WHAT IS BEING ASKED —
The records below must be transcribed exactly. Do not include the pictures.

• • • • • • •

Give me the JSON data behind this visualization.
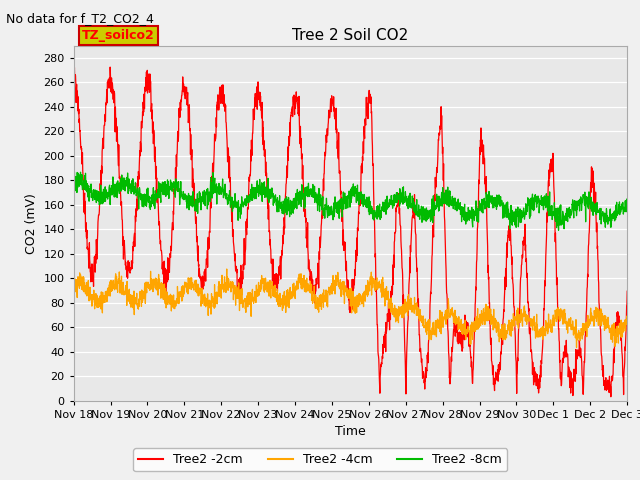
{
  "title": "Tree 2 Soil CO2",
  "suptitle": "No data for f_T2_CO2_4",
  "ylabel": "CO2 (mV)",
  "xlabel": "Time",
  "legend_label": "TZ_soilco2",
  "ylim": [
    0,
    290
  ],
  "yticks": [
    0,
    20,
    40,
    60,
    80,
    100,
    120,
    140,
    160,
    180,
    200,
    220,
    240,
    260,
    280
  ],
  "line_colors": [
    "#ff0000",
    "#ffa500",
    "#00bb00"
  ],
  "line_labels": [
    "Tree2 -2cm",
    "Tree2 -4cm",
    "Tree2 -8cm"
  ],
  "background_color": "#f0f0f0",
  "plot_bg_color": "#e8e8e8",
  "grid_color": "#ffffff",
  "x_tick_labels": [
    "Nov 18",
    "Nov 19",
    "Nov 20",
    "Nov 21",
    "Nov 22",
    "Nov 23",
    "Nov 24",
    "Nov 25",
    "Nov 26",
    "Nov 27",
    "Nov 28",
    "Nov 29",
    "Nov 30",
    "Dec 1",
    "Dec 2",
    "Dec 3"
  ]
}
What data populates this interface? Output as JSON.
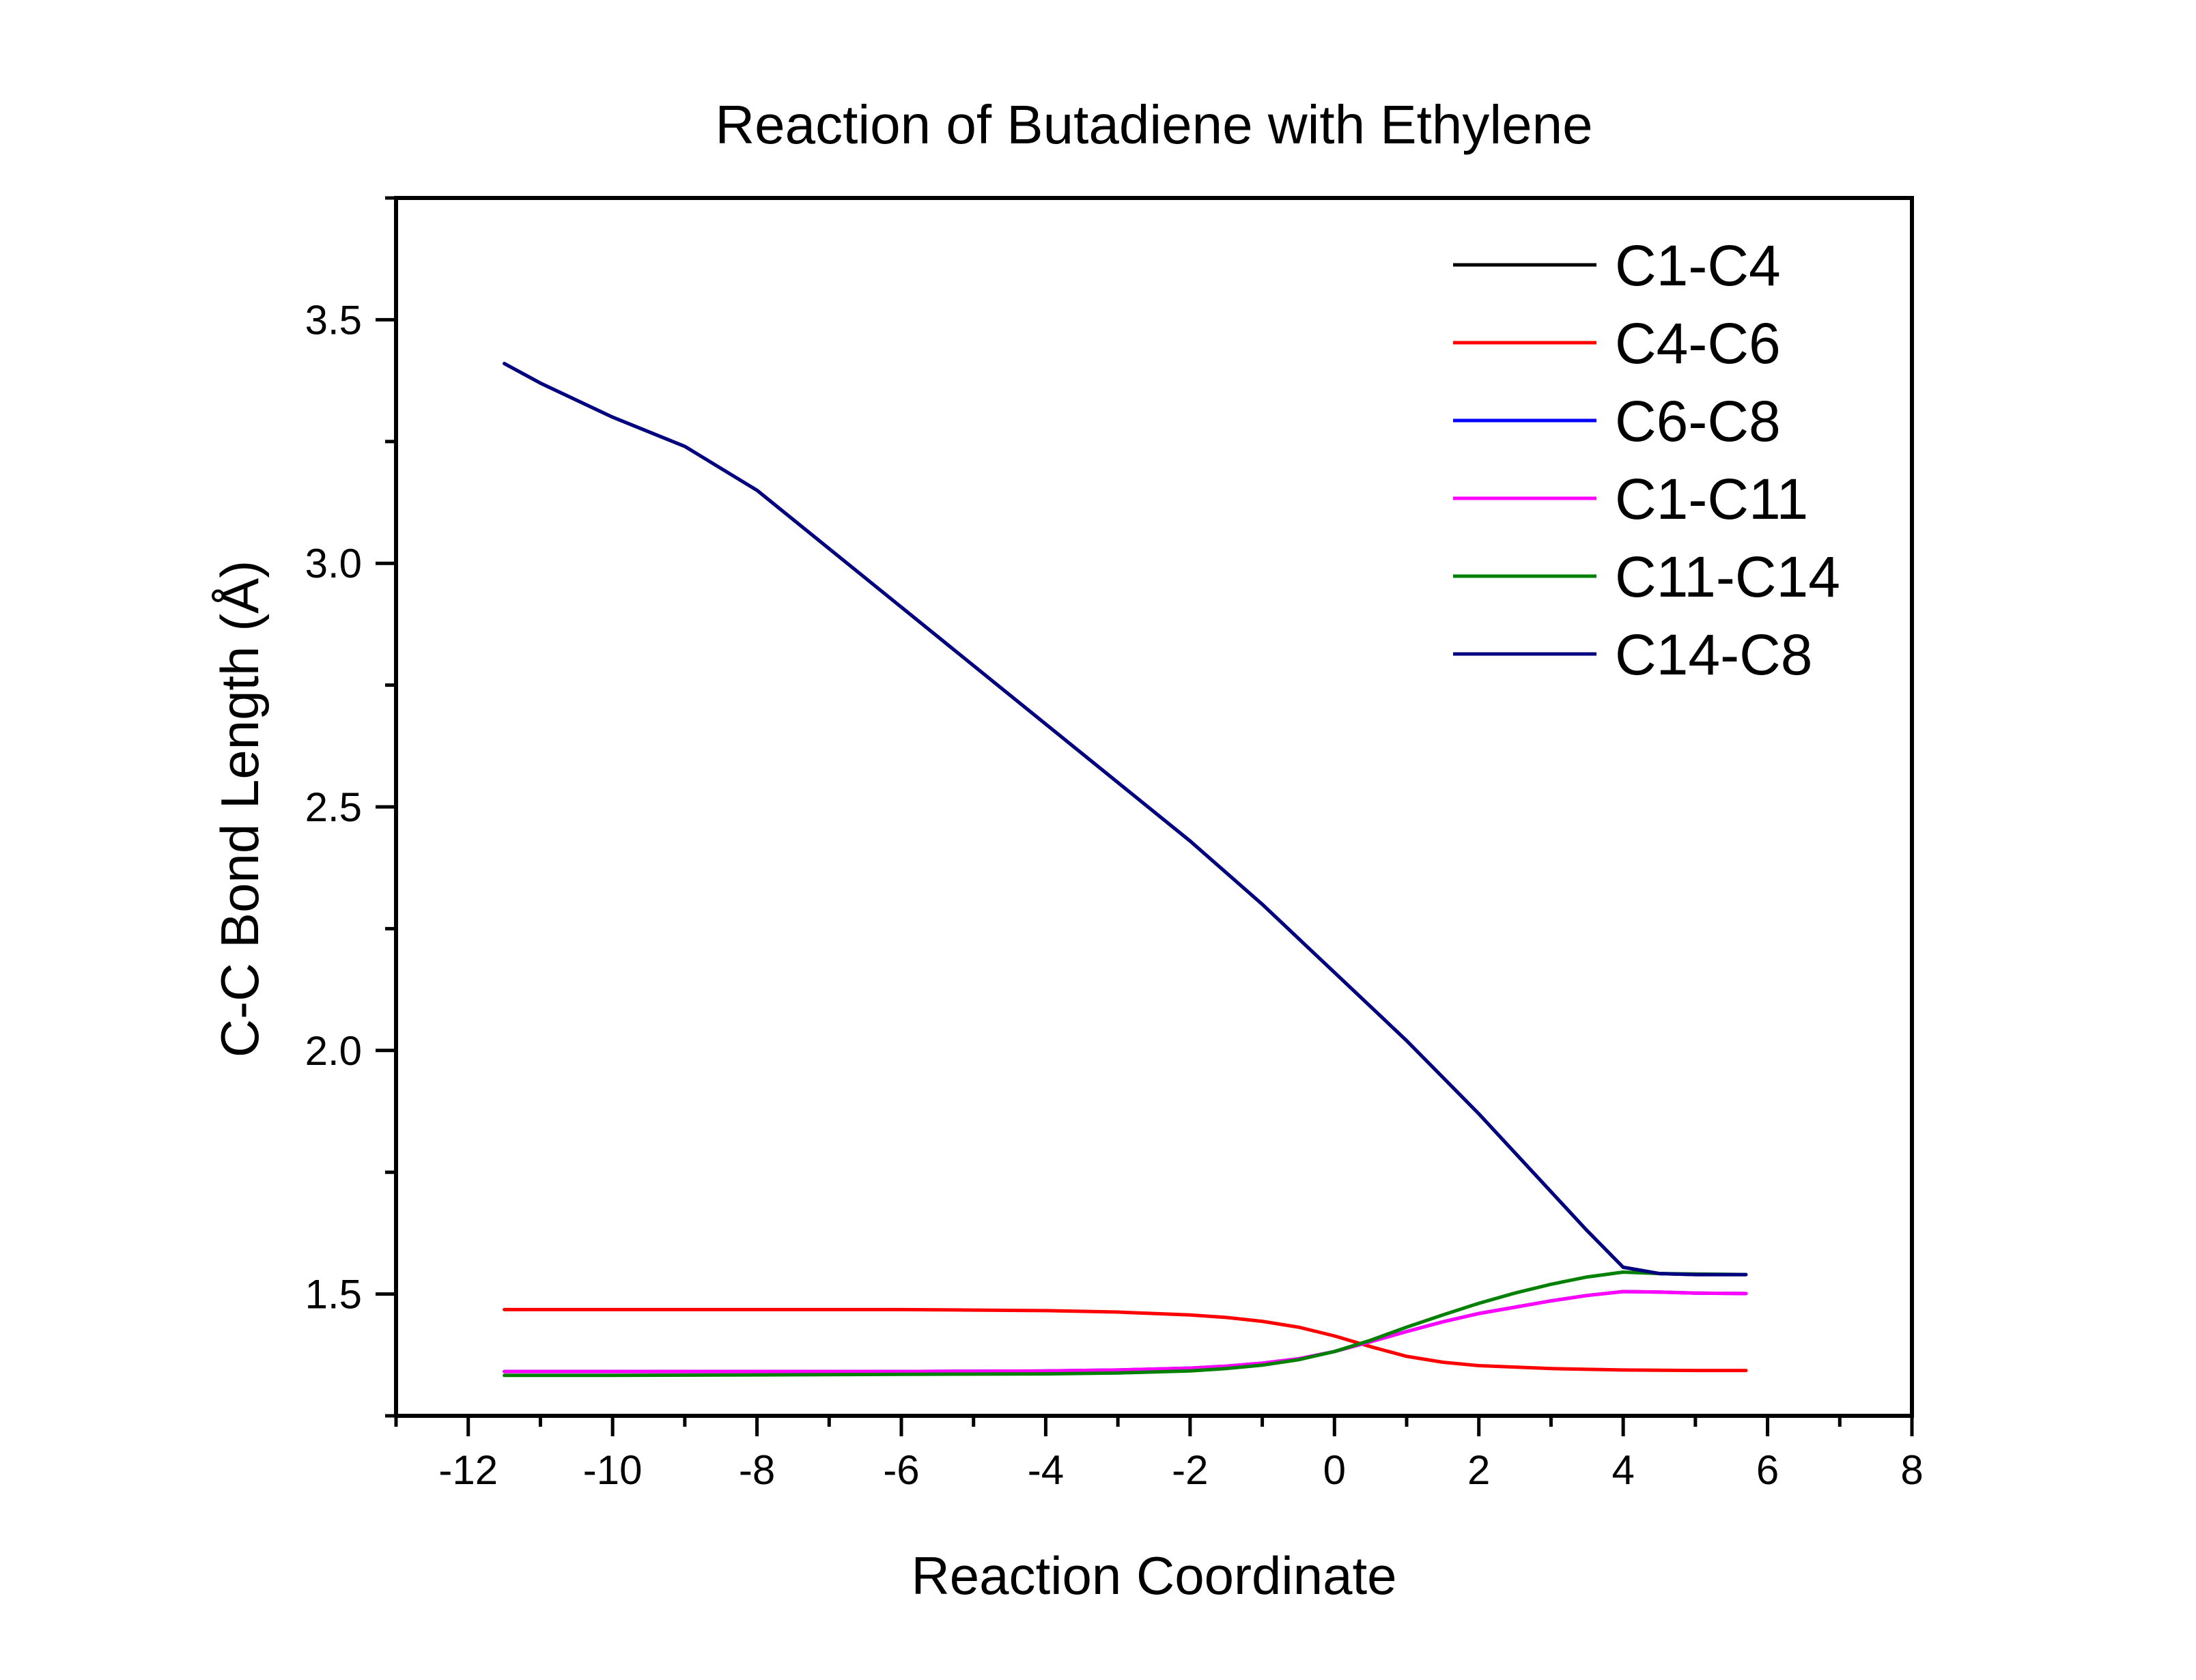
{
  "chart_data": {
    "type": "line",
    "title": "Reaction of Butadiene with Ethylene",
    "xlabel": "Reaction Coordinate",
    "ylabel": "C-C Bond Length (Å)",
    "xlim": [
      -13,
      8
    ],
    "ylim": [
      1.25,
      3.75
    ],
    "xticks": [
      -12,
      -10,
      -8,
      -6,
      -4,
      -2,
      0,
      2,
      4,
      6,
      8
    ],
    "xtick_labels": [
      "-12",
      "-10",
      "-8",
      "-6",
      "-4",
      "-2",
      "0",
      "2",
      "4",
      "6",
      "8"
    ],
    "yticks": [
      1.5,
      2.0,
      2.5,
      3.0,
      3.5
    ],
    "ytick_labels": [
      "1.5",
      "2.0",
      "2.5",
      "3.0",
      "3.5"
    ],
    "grid": false,
    "legend_position": "top-right",
    "series": [
      {
        "name": "C1-C4",
        "color": "#000000",
        "x": [
          -11.5,
          -11,
          -10,
          -9,
          -8,
          -7,
          -6,
          -5,
          -4,
          -3,
          -2,
          -1,
          0,
          1,
          2,
          3,
          3.5,
          4,
          4.5,
          5,
          5.7
        ],
        "y": [
          3.41,
          3.37,
          3.3,
          3.24,
          3.15,
          3.03,
          2.91,
          2.79,
          2.67,
          2.55,
          2.43,
          2.3,
          2.16,
          2.02,
          1.87,
          1.71,
          1.63,
          1.555,
          1.542,
          1.54,
          1.54
        ]
      },
      {
        "name": "C4-C6",
        "color": "#ff0000",
        "x": [
          -11.5,
          -10,
          -8,
          -6,
          -5,
          -4,
          -3,
          -2,
          -1.5,
          -1,
          -0.5,
          0,
          0.5,
          1,
          1.5,
          2,
          3,
          4,
          5,
          5.7
        ],
        "y": [
          1.468,
          1.468,
          1.468,
          1.468,
          1.467,
          1.466,
          1.463,
          1.457,
          1.452,
          1.444,
          1.432,
          1.414,
          1.392,
          1.372,
          1.36,
          1.353,
          1.347,
          1.344,
          1.343,
          1.343
        ]
      },
      {
        "name": "C6-C8",
        "color": "#0000ff",
        "x": [
          -11.5,
          -10,
          -8,
          -6,
          -4,
          -3,
          -2,
          -1.5,
          -1,
          -0.5,
          0,
          0.5,
          1,
          1.5,
          2,
          2.5,
          3,
          3.5,
          4,
          4.5,
          5,
          5.7
        ],
        "y": [
          1.341,
          1.341,
          1.341,
          1.341,
          1.342,
          1.344,
          1.348,
          1.352,
          1.358,
          1.367,
          1.382,
          1.402,
          1.423,
          1.443,
          1.46,
          1.473,
          1.486,
          1.497,
          1.505,
          1.504,
          1.502,
          1.501
        ]
      },
      {
        "name": "C1-C11",
        "color": "#ff00ff",
        "x": [
          -11.5,
          -10,
          -8,
          -6,
          -4,
          -3,
          -2,
          -1.5,
          -1,
          -0.5,
          0,
          0.5,
          1,
          1.5,
          2,
          2.5,
          3,
          3.5,
          4,
          4.5,
          5,
          5.7
        ],
        "y": [
          1.341,
          1.341,
          1.341,
          1.341,
          1.342,
          1.344,
          1.348,
          1.352,
          1.358,
          1.367,
          1.382,
          1.402,
          1.423,
          1.443,
          1.46,
          1.473,
          1.486,
          1.497,
          1.505,
          1.504,
          1.502,
          1.501
        ]
      },
      {
        "name": "C11-C14",
        "color": "#008000",
        "x": [
          -11.5,
          -10,
          -8,
          -6,
          -4,
          -3,
          -2,
          -1.5,
          -1,
          -0.5,
          0,
          0.5,
          1,
          1.5,
          2,
          2.5,
          3,
          3.5,
          4,
          4.5,
          5,
          5.7
        ],
        "y": [
          1.333,
          1.333,
          1.334,
          1.335,
          1.336,
          1.338,
          1.342,
          1.347,
          1.354,
          1.365,
          1.382,
          1.405,
          1.432,
          1.457,
          1.481,
          1.502,
          1.52,
          1.535,
          1.545,
          1.542,
          1.541,
          1.54
        ]
      },
      {
        "name": "C14-C8",
        "color": "#000080",
        "x": [
          -11.5,
          -11,
          -10,
          -9,
          -8,
          -7,
          -6,
          -5,
          -4,
          -3,
          -2,
          -1,
          0,
          1,
          2,
          3,
          3.5,
          4,
          4.5,
          5,
          5.7
        ],
        "y": [
          3.41,
          3.37,
          3.3,
          3.24,
          3.15,
          3.03,
          2.91,
          2.79,
          2.67,
          2.55,
          2.43,
          2.3,
          2.16,
          2.02,
          1.87,
          1.71,
          1.63,
          1.555,
          1.542,
          1.54,
          1.54
        ]
      }
    ]
  }
}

• • • • • • •

ANSWER TO THE TASK —
Give me the JSON data behind this visualization.
{
  "title": "Tree 2 Soil CO2",
  "suptitle": "No data for f_T2_CO2_4",
  "ylabel": "CO2 (mV)",
  "xlabel": "Time",
  "legend_label": "TZ_soilco2",
  "ylim": [
    0,
    290
  ],
  "yticks": [
    0,
    20,
    40,
    60,
    80,
    100,
    120,
    140,
    160,
    180,
    200,
    220,
    240,
    260,
    280
  ],
  "line_colors": [
    "#ff0000",
    "#ffa500",
    "#00bb00"
  ],
  "line_labels": [
    "Tree2 -2cm",
    "Tree2 -4cm",
    "Tree2 -8cm"
  ],
  "background_color": "#f0f0f0",
  "plot_bg_color": "#e8e8e8",
  "grid_color": "#ffffff",
  "x_tick_labels": [
    "Nov 18",
    "Nov 19",
    "Nov 20",
    "Nov 21",
    "Nov 22",
    "Nov 23",
    "Nov 24",
    "Nov 25",
    "Nov 26",
    "Nov 27",
    "Nov 28",
    "Nov 29",
    "Nov 30",
    "Dec 1",
    "Dec 2",
    "Dec 3"
  ]
}
What data populates this interface? Output as JSON.
{
  "chart_data": {
    "type": "line",
    "title": "Reaction of Butadiene with Ethylene",
    "xlabel": "Reaction Coordinate",
    "ylabel": "C-C Bond Length (Å)",
    "xlim": [
      -13,
      8
    ],
    "ylim": [
      1.25,
      3.75
    ],
    "xticks": [
      -12,
      -10,
      -8,
      -6,
      -4,
      -2,
      0,
      2,
      4,
      6,
      8
    ],
    "xtick_labels": [
      "-12",
      "-10",
      "-8",
      "-6",
      "-4",
      "-2",
      "0",
      "2",
      "4",
      "6",
      "8"
    ],
    "yticks": [
      1.5,
      2.0,
      2.5,
      3.0,
      3.5
    ],
    "ytick_labels": [
      "1.5",
      "2.0",
      "2.5",
      "3.0",
      "3.5"
    ],
    "grid": false,
    "legend_position": "top-right",
    "series": [
      {
        "name": "C1-C4",
        "color": "#000000",
        "x": [
          -11.5,
          -11,
          -10,
          -9,
          -8,
          -7,
          -6,
          -5,
          -4,
          -3,
          -2,
          -1,
          0,
          1,
          2,
          3,
          3.5,
          4,
          4.5,
          5,
          5.7
        ],
        "y": [
          3.41,
          3.37,
          3.3,
          3.24,
          3.15,
          3.03,
          2.91,
          2.79,
          2.67,
          2.55,
          2.43,
          2.3,
          2.16,
          2.02,
          1.87,
          1.71,
          1.63,
          1.555,
          1.542,
          1.54,
          1.54
        ]
      },
      {
        "name": "C4-C6",
        "color": "#ff0000",
        "x": [
          -11.5,
          -10,
          -8,
          -6,
          -5,
          -4,
          -3,
          -2,
          -1.5,
          -1,
          -0.5,
          0,
          0.5,
          1,
          1.5,
          2,
          3,
          4,
          5,
          5.7
        ],
        "y": [
          1.468,
          1.468,
          1.468,
          1.468,
          1.467,
          1.466,
          1.463,
          1.457,
          1.452,
          1.444,
          1.432,
          1.414,
          1.392,
          1.372,
          1.36,
          1.353,
          1.347,
          1.344,
          1.343,
          1.343
        ]
      },
      {
        "name": "C6-C8",
        "color": "#0000ff",
        "x": [
          -11.5,
          -10,
          -8,
          -6,
          -4,
          -3,
          -2,
          -1.5,
          -1,
          -0.5,
          0,
          0.5,
          1,
          1.5,
          2,
          2.5,
          3,
          3.5,
          4,
          4.5,
          5,
          5.7
        ],
        "y": [
          1.341,
          1.341,
          1.341,
          1.341,
          1.342,
          1.344,
          1.348,
          1.352,
          1.358,
          1.367,
          1.382,
          1.402,
          1.423,
          1.443,
          1.46,
          1.473,
          1.486,
          1.497,
          1.505,
          1.504,
          1.502,
          1.501
        ]
      },
      {
        "name": "C1-C11",
        "color": "#ff00ff",
        "x": [
          -11.5,
          -10,
          -8,
          -6,
          -4,
          -3,
          -2,
          -1.5,
          -1,
          -0.5,
          0,
          0.5,
          1,
          1.5,
          2,
          2.5,
          3,
          3.5,
          4,
          4.5,
          5,
          5.7
        ],
        "y": [
          1.341,
          1.341,
          1.341,
          1.341,
          1.342,
          1.344,
          1.348,
          1.352,
          1.358,
          1.367,
          1.382,
          1.402,
          1.423,
          1.443,
          1.46,
          1.473,
          1.486,
          1.497,
          1.505,
          1.504,
          1.502,
          1.501
        ]
      },
      {
        "name": "C11-C14",
        "color": "#008000",
        "x": [
          -11.5,
          -10,
          -8,
          -6,
          -4,
          -3,
          -2,
          -1.5,
          -1,
          -0.5,
          0,
          0.5,
          1,
          1.5,
          2,
          2.5,
          3,
          3.5,
          4,
          4.5,
          5,
          5.7
        ],
        "y": [
          1.333,
          1.333,
          1.334,
          1.335,
          1.336,
          1.338,
          1.342,
          1.347,
          1.354,
          1.365,
          1.382,
          1.405,
          1.432,
          1.457,
          1.481,
          1.502,
          1.52,
          1.535,
          1.545,
          1.542,
          1.541,
          1.54
        ]
      },
      {
        "name": "C14-C8",
        "color": "#000080",
        "x": [
          -11.5,
          -11,
          -10,
          -9,
          -8,
          -7,
          -6,
          -5,
          -4,
          -3,
          -2,
          -1,
          0,
          1,
          2,
          3,
          3.5,
          4,
          4.5,
          5,
          5.7
        ],
        "y": [
          3.41,
          3.37,
          3.3,
          3.24,
          3.15,
          3.03,
          2.91,
          2.79,
          2.67,
          2.55,
          2.43,
          2.3,
          2.16,
          2.02,
          1.87,
          1.71,
          1.63,
          1.555,
          1.542,
          1.54,
          1.54
        ]
      }
    ]
  }
}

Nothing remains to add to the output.